— start of Excerpted records —
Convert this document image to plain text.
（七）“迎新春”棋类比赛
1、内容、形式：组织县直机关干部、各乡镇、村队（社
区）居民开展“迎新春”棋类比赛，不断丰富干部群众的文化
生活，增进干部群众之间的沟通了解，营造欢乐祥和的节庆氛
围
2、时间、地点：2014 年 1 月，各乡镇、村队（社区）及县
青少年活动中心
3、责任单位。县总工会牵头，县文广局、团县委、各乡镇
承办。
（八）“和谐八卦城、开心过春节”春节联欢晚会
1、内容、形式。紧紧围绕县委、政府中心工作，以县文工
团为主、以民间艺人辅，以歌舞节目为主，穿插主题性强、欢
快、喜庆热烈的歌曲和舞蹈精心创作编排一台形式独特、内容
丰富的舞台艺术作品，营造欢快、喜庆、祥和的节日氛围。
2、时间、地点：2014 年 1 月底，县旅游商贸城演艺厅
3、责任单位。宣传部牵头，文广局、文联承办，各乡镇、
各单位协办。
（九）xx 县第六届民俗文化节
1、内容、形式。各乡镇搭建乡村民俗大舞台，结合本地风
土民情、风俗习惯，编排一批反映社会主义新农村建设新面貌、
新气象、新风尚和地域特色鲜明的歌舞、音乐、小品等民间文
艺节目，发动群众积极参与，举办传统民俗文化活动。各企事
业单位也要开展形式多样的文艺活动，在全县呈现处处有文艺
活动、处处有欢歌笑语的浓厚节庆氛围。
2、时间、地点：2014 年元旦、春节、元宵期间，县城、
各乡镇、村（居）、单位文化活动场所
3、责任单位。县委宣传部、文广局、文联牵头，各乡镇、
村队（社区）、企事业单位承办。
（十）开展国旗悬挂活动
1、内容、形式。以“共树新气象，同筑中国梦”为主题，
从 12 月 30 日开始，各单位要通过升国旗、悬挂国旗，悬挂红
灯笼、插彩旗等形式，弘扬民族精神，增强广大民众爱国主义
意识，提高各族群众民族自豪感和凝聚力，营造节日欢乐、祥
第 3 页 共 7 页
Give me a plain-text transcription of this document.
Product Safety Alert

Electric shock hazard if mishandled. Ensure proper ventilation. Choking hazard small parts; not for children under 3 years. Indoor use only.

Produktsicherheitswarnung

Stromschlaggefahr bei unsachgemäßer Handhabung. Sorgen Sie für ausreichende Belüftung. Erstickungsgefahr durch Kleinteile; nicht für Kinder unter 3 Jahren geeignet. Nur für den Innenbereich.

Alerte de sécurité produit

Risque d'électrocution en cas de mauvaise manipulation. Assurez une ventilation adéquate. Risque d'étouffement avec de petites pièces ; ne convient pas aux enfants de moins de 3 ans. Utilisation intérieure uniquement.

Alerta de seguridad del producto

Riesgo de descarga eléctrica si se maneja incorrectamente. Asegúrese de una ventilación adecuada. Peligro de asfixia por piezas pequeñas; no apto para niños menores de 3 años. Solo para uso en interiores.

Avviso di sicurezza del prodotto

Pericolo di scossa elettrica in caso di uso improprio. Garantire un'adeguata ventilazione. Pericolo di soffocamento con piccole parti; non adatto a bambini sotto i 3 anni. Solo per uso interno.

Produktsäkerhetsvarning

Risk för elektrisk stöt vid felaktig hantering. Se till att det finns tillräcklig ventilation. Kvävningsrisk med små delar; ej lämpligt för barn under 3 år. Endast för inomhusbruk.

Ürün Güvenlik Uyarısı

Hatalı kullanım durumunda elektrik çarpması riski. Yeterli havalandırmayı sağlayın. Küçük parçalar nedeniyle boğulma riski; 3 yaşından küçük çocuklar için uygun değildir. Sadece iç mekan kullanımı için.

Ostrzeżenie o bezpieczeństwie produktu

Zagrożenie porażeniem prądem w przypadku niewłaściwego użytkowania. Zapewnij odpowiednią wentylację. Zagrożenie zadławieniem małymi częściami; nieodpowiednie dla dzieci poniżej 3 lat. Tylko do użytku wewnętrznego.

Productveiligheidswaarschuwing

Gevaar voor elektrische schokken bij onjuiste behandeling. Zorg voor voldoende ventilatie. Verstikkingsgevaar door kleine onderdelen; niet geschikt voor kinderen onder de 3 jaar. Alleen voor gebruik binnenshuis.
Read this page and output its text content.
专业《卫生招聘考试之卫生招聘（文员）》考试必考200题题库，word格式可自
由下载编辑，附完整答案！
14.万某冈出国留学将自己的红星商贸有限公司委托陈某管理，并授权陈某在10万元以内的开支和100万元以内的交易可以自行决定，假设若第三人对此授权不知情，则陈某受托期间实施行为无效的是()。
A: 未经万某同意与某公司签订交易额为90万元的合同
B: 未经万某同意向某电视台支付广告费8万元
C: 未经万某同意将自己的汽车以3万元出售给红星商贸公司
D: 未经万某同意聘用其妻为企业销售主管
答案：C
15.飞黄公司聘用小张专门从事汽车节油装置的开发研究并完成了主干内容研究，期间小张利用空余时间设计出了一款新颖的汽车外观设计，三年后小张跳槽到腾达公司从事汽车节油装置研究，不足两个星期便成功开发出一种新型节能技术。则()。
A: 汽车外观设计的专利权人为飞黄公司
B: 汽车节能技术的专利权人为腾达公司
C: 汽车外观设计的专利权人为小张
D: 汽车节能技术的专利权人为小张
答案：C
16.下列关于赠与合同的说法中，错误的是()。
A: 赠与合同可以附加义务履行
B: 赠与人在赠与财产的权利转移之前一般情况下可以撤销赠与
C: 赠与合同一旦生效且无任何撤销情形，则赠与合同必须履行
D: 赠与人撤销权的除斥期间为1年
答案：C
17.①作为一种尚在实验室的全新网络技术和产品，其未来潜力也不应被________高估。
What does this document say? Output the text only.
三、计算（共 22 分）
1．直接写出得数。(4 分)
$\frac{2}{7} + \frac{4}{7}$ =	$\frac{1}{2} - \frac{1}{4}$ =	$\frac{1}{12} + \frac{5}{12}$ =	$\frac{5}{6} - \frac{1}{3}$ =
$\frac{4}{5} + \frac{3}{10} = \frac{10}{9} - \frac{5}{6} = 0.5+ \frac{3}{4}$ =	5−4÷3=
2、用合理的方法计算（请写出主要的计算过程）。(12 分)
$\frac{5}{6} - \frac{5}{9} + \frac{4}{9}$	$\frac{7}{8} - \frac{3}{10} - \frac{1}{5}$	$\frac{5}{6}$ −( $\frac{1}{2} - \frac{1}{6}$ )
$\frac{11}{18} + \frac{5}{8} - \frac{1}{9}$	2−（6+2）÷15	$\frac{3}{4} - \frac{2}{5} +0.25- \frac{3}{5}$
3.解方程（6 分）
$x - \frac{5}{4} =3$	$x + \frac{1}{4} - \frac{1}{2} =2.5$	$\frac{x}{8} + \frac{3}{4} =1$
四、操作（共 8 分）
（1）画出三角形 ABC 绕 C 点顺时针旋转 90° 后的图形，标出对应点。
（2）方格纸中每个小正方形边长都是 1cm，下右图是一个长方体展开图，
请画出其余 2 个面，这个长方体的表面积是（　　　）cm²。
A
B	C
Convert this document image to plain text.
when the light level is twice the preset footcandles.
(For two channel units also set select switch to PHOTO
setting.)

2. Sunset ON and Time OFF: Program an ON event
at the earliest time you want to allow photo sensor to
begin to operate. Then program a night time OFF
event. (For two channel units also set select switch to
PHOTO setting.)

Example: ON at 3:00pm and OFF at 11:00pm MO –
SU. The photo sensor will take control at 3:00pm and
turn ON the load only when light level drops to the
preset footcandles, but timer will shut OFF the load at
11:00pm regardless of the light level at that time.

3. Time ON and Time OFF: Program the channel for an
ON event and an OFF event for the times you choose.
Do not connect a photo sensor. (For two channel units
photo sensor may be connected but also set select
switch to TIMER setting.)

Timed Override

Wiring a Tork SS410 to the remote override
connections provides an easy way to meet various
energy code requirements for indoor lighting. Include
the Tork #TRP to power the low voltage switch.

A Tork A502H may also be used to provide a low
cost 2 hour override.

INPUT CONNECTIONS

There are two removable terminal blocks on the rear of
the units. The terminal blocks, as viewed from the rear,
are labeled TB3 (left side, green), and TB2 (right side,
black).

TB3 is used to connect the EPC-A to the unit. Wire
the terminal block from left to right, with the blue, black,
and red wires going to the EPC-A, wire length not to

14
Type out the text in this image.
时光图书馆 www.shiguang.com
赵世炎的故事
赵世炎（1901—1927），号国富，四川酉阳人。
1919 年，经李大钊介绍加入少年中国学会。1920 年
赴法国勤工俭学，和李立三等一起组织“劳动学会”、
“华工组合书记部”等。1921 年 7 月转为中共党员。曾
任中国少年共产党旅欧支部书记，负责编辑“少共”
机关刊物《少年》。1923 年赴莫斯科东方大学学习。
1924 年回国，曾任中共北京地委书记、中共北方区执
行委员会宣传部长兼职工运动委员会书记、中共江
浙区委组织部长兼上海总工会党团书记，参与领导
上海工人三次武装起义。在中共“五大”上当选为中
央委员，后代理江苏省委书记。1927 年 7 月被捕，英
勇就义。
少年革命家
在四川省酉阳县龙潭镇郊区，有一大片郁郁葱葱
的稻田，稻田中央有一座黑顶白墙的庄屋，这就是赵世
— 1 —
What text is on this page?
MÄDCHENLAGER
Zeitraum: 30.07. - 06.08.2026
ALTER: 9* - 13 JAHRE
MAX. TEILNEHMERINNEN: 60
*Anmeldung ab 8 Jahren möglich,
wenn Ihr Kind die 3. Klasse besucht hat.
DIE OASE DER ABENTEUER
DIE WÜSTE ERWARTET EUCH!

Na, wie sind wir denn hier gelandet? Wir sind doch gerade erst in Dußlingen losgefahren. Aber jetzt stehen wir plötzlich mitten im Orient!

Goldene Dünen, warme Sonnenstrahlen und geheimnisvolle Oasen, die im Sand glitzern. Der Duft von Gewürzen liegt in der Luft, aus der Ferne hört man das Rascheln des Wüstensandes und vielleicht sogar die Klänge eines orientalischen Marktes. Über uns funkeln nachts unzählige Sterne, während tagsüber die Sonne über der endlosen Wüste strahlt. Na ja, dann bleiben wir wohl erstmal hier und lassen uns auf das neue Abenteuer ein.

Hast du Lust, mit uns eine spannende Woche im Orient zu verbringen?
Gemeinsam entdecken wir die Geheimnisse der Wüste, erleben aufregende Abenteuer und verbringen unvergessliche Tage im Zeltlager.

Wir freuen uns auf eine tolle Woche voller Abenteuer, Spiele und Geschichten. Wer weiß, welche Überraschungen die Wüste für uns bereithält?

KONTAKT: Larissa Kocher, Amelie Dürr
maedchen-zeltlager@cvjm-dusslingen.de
— end of Excerpted records —
Exercise: Using the listing above, locate the lines that hold "frac" and copy each one.

Solution to the problem:
$\frac{2}{7} + \frac{4}{7}$ =	$\frac{1}{2} - \frac{1}{4}$ =	$\frac{1}{12} + \frac{5}{12}$ =	$\frac{5}{6} - \frac{1}{3}$ =
$\frac{4}{5} + \frac{3}{10} = \frac{10}{9} - \frac{5}{6} = 0.5+ \frac{3}{4}$ =	5−4÷3=
$\frac{5}{6} - \frac{5}{9} + \frac{4}{9}$	$\frac{7}{8} - \frac{3}{10} - \frac{1}{5}$	$\frac{5}{6}$ −( $\frac{1}{2} - \frac{1}{6}$ )
$\frac{11}{18} + \frac{5}{8} - \frac{1}{9}$	2−（6+2）÷15	$\frac{3}{4} - \frac{2}{5} +0.25- \frac{3}{5}$
$x - \frac{5}{4} =3$	$x + \frac{1}{4} - \frac{1}{2} =2.5$	$\frac{x}{8} + \frac{3}{4} =1$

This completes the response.